> **What the task requires**: Return all lines in the material below that contain "Users".

Collected data entries:
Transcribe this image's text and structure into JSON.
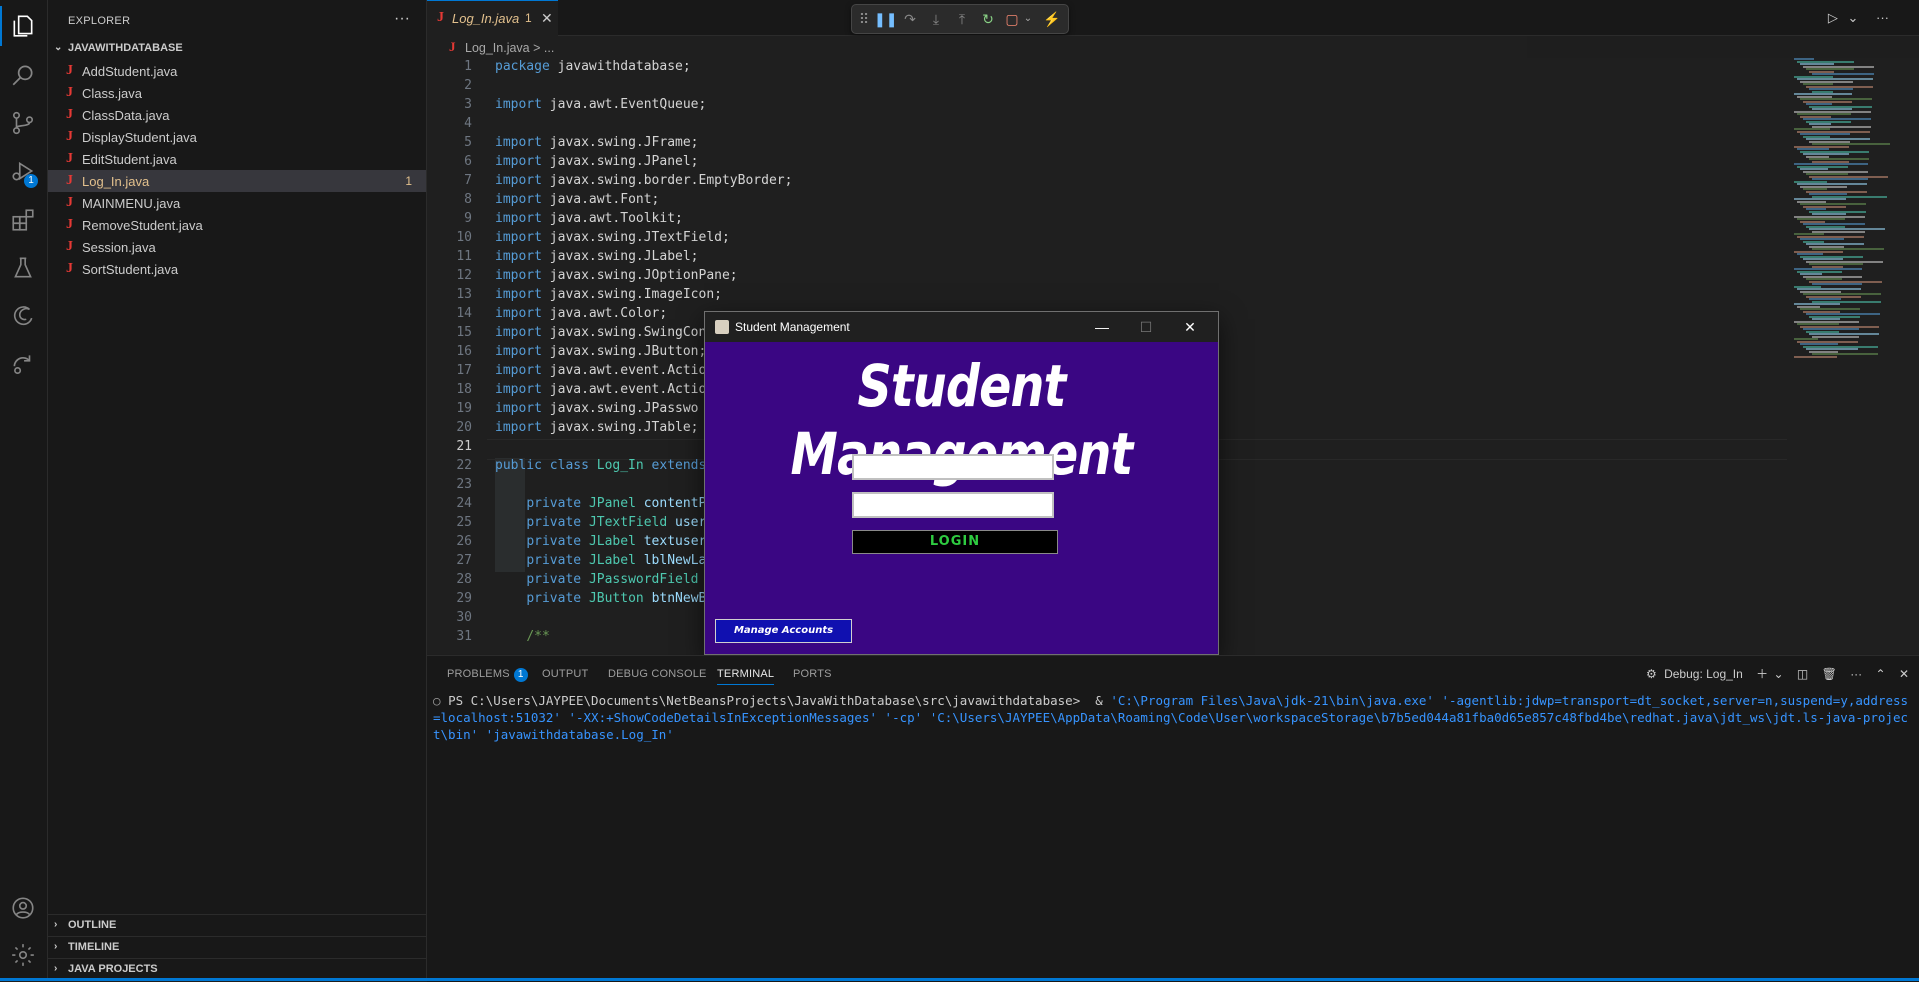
{
  "sidebar": {
    "title": "EXPLORER",
    "project": "JAVAWITHDATABASE",
    "files": [
      {
        "name": "AddStudent.java",
        "count": ""
      },
      {
        "name": "Class.java",
        "count": ""
      },
      {
        "name": "ClassData.java",
        "count": ""
      },
      {
        "name": "DisplayStudent.java",
        "count": ""
      },
      {
        "name": "EditStudent.java",
        "count": ""
      },
      {
        "name": "Log_In.java",
        "count": "1"
      },
      {
        "name": "MAINMENU.java",
        "count": ""
      },
      {
        "name": "RemoveStudent.java",
        "count": ""
      },
      {
        "name": "Session.java",
        "count": ""
      },
      {
        "name": "SortStudent.java",
        "count": ""
      }
    ],
    "sections": [
      "OUTLINE",
      "TIMELINE",
      "JAVA PROJECTS"
    ],
    "more_label": "···"
  },
  "activity": {
    "debug_badge": "1"
  },
  "tab": {
    "name": "Log_In.java",
    "problems": "1",
    "close": "✕"
  },
  "breadcrumb": {
    "file": "Log_In.java",
    "rest": "> ..."
  },
  "editor": {
    "current_line": 21,
    "lines": [
      {
        "n": "1",
        "t": [
          [
            "kw",
            "package "
          ],
          [
            "plain",
            "javawithdatabase;"
          ]
        ]
      },
      {
        "n": "2",
        "t": []
      },
      {
        "n": "3",
        "t": [
          [
            "kw",
            "import "
          ],
          [
            "plain",
            "java.awt.EventQueue;"
          ]
        ]
      },
      {
        "n": "4",
        "t": []
      },
      {
        "n": "5",
        "t": [
          [
            "kw",
            "import "
          ],
          [
            "plain",
            "javax.swing.JFrame;"
          ]
        ]
      },
      {
        "n": "6",
        "t": [
          [
            "kw",
            "import "
          ],
          [
            "plain",
            "javax.swing.JPanel;"
          ]
        ]
      },
      {
        "n": "7",
        "t": [
          [
            "kw",
            "import "
          ],
          [
            "plain",
            "javax.swing.border.EmptyBorder;"
          ]
        ]
      },
      {
        "n": "8",
        "t": [
          [
            "kw",
            "import "
          ],
          [
            "plain",
            "java.awt.Font;"
          ]
        ]
      },
      {
        "n": "9",
        "t": [
          [
            "kw",
            "import "
          ],
          [
            "plain",
            "java.awt.Toolkit;"
          ]
        ]
      },
      {
        "n": "10",
        "t": [
          [
            "kw",
            "import "
          ],
          [
            "plain",
            "javax.swing.JTextField;"
          ]
        ]
      },
      {
        "n": "11",
        "t": [
          [
            "kw",
            "import "
          ],
          [
            "plain",
            "javax.swing.JLabel;"
          ]
        ]
      },
      {
        "n": "12",
        "t": [
          [
            "kw",
            "import "
          ],
          [
            "plain",
            "javax.swing.JOptionPane;"
          ]
        ]
      },
      {
        "n": "13",
        "t": [
          [
            "kw",
            "import "
          ],
          [
            "plain",
            "javax.swing.ImageIcon;"
          ]
        ]
      },
      {
        "n": "14",
        "t": [
          [
            "kw",
            "import "
          ],
          [
            "plain",
            "java.awt.Color;"
          ]
        ]
      },
      {
        "n": "15",
        "t": [
          [
            "kw",
            "import "
          ],
          [
            "plain",
            "javax.swing.SwingCon"
          ]
        ]
      },
      {
        "n": "16",
        "t": [
          [
            "kw",
            "import "
          ],
          [
            "plain",
            "javax.swing.JButton;"
          ]
        ]
      },
      {
        "n": "17",
        "t": [
          [
            "kw",
            "import "
          ],
          [
            "plain",
            "java.awt.event.Actio"
          ]
        ]
      },
      {
        "n": "18",
        "t": [
          [
            "kw",
            "import "
          ],
          [
            "plain",
            "java.awt.event.Actio"
          ]
        ]
      },
      {
        "n": "19",
        "t": [
          [
            "kw",
            "import "
          ],
          [
            "plain",
            "javax.swing.JPasswo"
          ]
        ]
      },
      {
        "n": "20",
        "t": [
          [
            "kw",
            "import "
          ],
          [
            "plain",
            "javax.swing.JTable;"
          ]
        ]
      },
      {
        "n": "21",
        "t": []
      },
      {
        "n": "22",
        "t": [
          [
            "kw",
            "public class "
          ],
          [
            "typ",
            "Log_In "
          ],
          [
            "kw",
            "extends"
          ]
        ]
      },
      {
        "n": "23",
        "t": []
      },
      {
        "n": "24",
        "t": [
          [
            "plain",
            "    "
          ],
          [
            "kw",
            "private "
          ],
          [
            "typ",
            "JPanel "
          ],
          [
            "var",
            "contentP"
          ]
        ]
      },
      {
        "n": "25",
        "t": [
          [
            "plain",
            "    "
          ],
          [
            "kw",
            "private "
          ],
          [
            "typ",
            "JTextField "
          ],
          [
            "var",
            "user"
          ]
        ]
      },
      {
        "n": "26",
        "t": [
          [
            "plain",
            "    "
          ],
          [
            "kw",
            "private "
          ],
          [
            "typ",
            "JLabel "
          ],
          [
            "var",
            "textuser"
          ]
        ]
      },
      {
        "n": "27",
        "t": [
          [
            "plain",
            "    "
          ],
          [
            "kw",
            "private "
          ],
          [
            "typ",
            "JLabel "
          ],
          [
            "var",
            "lblNewLa"
          ]
        ]
      },
      {
        "n": "28",
        "t": [
          [
            "plain",
            "    "
          ],
          [
            "kw",
            "private "
          ],
          [
            "typ",
            "JPasswordField "
          ]
        ]
      },
      {
        "n": "29",
        "t": [
          [
            "plain",
            "    "
          ],
          [
            "kw",
            "private "
          ],
          [
            "typ",
            "JButton "
          ],
          [
            "var",
            "btnNewB"
          ]
        ]
      },
      {
        "n": "30",
        "t": []
      },
      {
        "n": "31",
        "t": [
          [
            "plain",
            "    "
          ],
          [
            "cmt",
            "/**"
          ]
        ]
      }
    ]
  },
  "dialog": {
    "title": "Student Management",
    "heading": "Student Management",
    "username_value": "",
    "password_value": "",
    "login_label": "LOGIN",
    "manage_label": "Manage Accounts"
  },
  "panel": {
    "tabs": [
      "PROBLEMS",
      "OUTPUT",
      "DEBUG CONSOLE",
      "TERMINAL",
      "PORTS"
    ],
    "problems_count": "1",
    "active_tab": "TERMINAL",
    "debug_session": "Debug: Log_In",
    "terminal_prompt": "PS C:\\Users\\JAYPEE\\Documents\\NetBeansProjects\\JavaWithDatabase\\src\\javawithdatabase>  & ",
    "terminal_cmd": "'C:\\Program Files\\Java\\jdk-21\\bin\\java.exe' '-agentlib:jdwp=transport=dt_socket,server=n,suspend=y,address=localhost:51032' '-XX:+ShowCodeDetailsInExceptionMessages' '-cp' 'C:\\Users\\JAYPEE\\AppData\\Roaming\\Code\\User\\workspaceStorage\\b7b5ed044a81fba0d65e857c48fbd4be\\redhat.java\\jdt_ws\\jdt.ls-java-project\\bin' 'javawithdatabase.Log_In'"
  },
  "colors": {
    "accent": "#0078d4",
    "dialog_bg": "#3a0683",
    "login_text": "#2ecc40",
    "manage_bg": "#1010b0"
  }
}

> **Right answer**:
    "terminal_prompt": "PS C:\\Users\\JAYPEE\\Documents\\NetBeansProjects\\JavaWithDatabase\\src\\javawithdatabase>  & ",
    "terminal_cmd": "'C:\\Program Files\\Java\\jdk-21\\bin\\java.exe' '-agentlib:jdwp=transport=dt_socket,server=n,suspend=y,address=localhost:51032' '-XX:+ShowCodeDetailsInExceptionMessages' '-cp' 'C:\\Users\\JAYPEE\\AppData\\Roaming\\Code\\User\\workspaceStorage\\b7b5ed044a81fba0d65e857c48fbd4be\\redhat.java\\jdt_ws\\jdt.ls-java-project\\bin' 'javawithdatabase.Log_In'"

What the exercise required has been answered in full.